> _Exercise requirements_
Copy every line of the following data that includes the string "Automatic".

** START OF Listing **

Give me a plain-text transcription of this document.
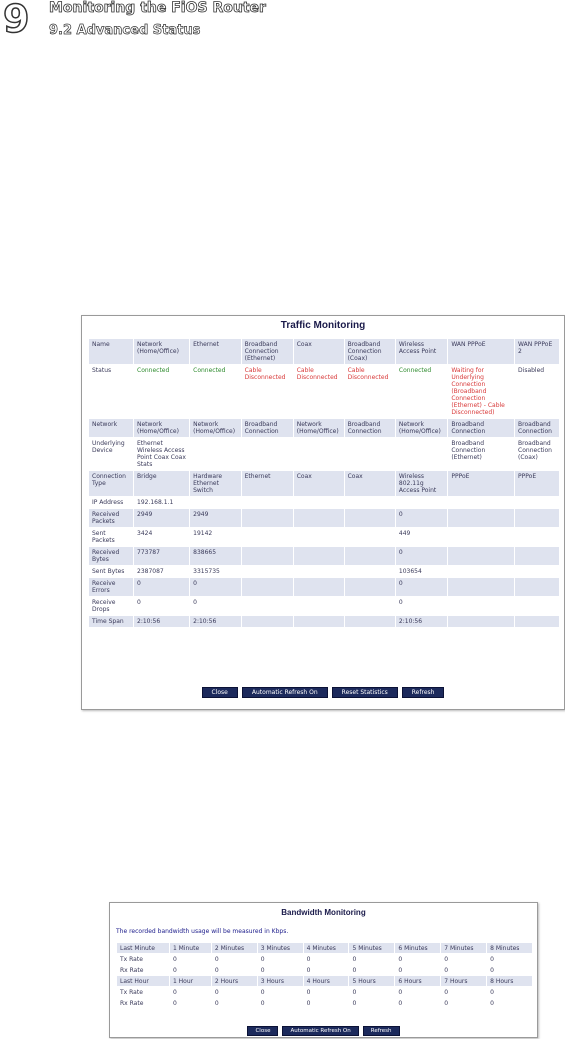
9 Monitoring the FiOS Router
9.2 Advanced Status
Traffic Monitoring
Name	Network (Home/Office)	Ethernet	Broadband Connection (Ethernet)	Coax	Broadband Connection (Coax)	Wireless Access Point	WAN PPPoE	WAN PPPoE 2
Status	Connected	Connected	Cable Disconnected	Cable Disconnected	Cable Disconnected	Connected	Waiting for Underlying Connection (Broadband Connection (Ethernet) - Cable Disconnected)	Disabled
Network	Network (Home/Office)	Network (Home/Office)	Broadband Connection	Network (Home/Office)	Broadband Connection	Network (Home/Office)	Broadband Connection	Broadband Connection
Underlying Device	Ethernet Wireless Access Point Coax Coax Stats						Broadband Connection (Ethernet)	Broadband Connection (Coax)
Connection Type	Bridge	Hardware Ethernet Switch	Ethernet	Coax	Coax	Wireless 802.11g Access Point	PPPoE	PPPoE
IP Address	192.168.1.1							
Received Packets	2949	2949				0		
Sent Packets	3424	19142				449		
Received Bytes	773787	838665				0		
Sent Bytes	2387087	3315735				103654		
Receive Errors	0	0				0		
Receive Drops	0	0				0		
Time Span	2:10:56	2:10:56				2:10:56		
Close	Automatic Refresh On	Reset Statistics	Refresh
Bandwidth Monitoring
The recorded bandwidth usage will be measured in Kbps.
Last Minute	1 Minute	2 Minutes	3 Minutes	4 Minutes	5 Minutes	6 Minutes	7 Minutes	8 Minutes
Tx Rate	0	0	0	0	0	0	0	0
Rx Rate	0	0	0	0	0	0	0	0
Last Hour	1 Hour	2 Hours	3 Hours	4 Hours	5 Hours	6 Hours	7 Hours	8 Hours
Tx Rate	0	0	0	0	0	0	0	0
Rx Rate	0	0	0	0	0	0	0	0
Close	Automatic Refresh On	Refresh
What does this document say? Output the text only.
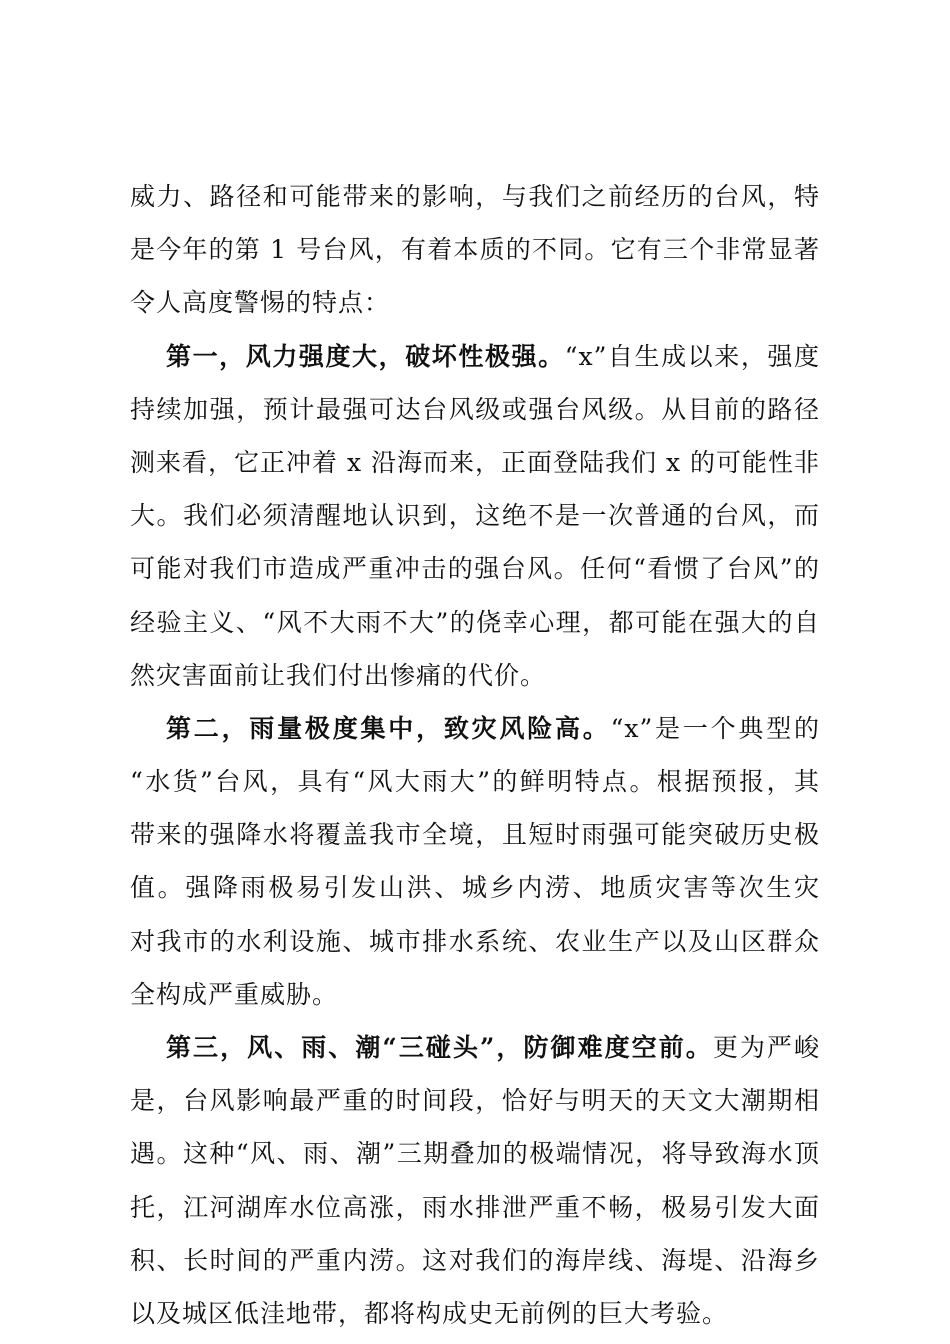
威力、路径和可能带来的影响，与我们之前经历的台风，特
是今年的第 1 号台风，有着本质的不同。它有三个非常显著
令人高度警惕的特点：
第一，风力强度大，破坏性极强。“x”自生成以来，强度
持续加强，预计最强可达台风级或强台风级。从目前的路径
测来看，它正冲着 x 沿海而来，正面登陆我们 x 的可能性非
大。我们必须清醒地认识到，这绝不是一次普通的台风，而
可能对我们市造成严重冲击的强台风。任何“看惯了台风”的
经验主义、“风不大雨不大”的侥幸心理，都可能在强大的自
然灾害面前让我们付出惨痛的代价。
第二，雨量极度集中，致灾风险高。“x”是一个典型的
“水货”台风，具有“风大雨大”的鲜明特点。根据预报，其
带来的强降水将覆盖我市全境，且短时雨强可能突破历史极
值。强降雨极易引发山洪、城乡内涝、地质灾害等次生灾
对我市的水利设施、城市排水系统、农业生产以及山区群众
全构成严重威胁。
第三，风、雨、潮“三碰头”，防御难度空前。更为严峻
是，台风影响最严重的时间段，恰好与明天的天文大潮期相
遇。这种“风、雨、潮”三期叠加的极端情况，将导致海水顶
托，江河湖库水位高涨，雨水排泄严重不畅，极易引发大面
积、长时间的严重内涝。这对我们的海岸线、海堤、沿海乡
以及城区低洼地带，都将构成史无前例的巨大考验。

** END OF Listing **

> _Response to the task_
Close	Automatic Refresh On	Reset Statistics	Refresh
Close	Automatic Refresh On	Refresh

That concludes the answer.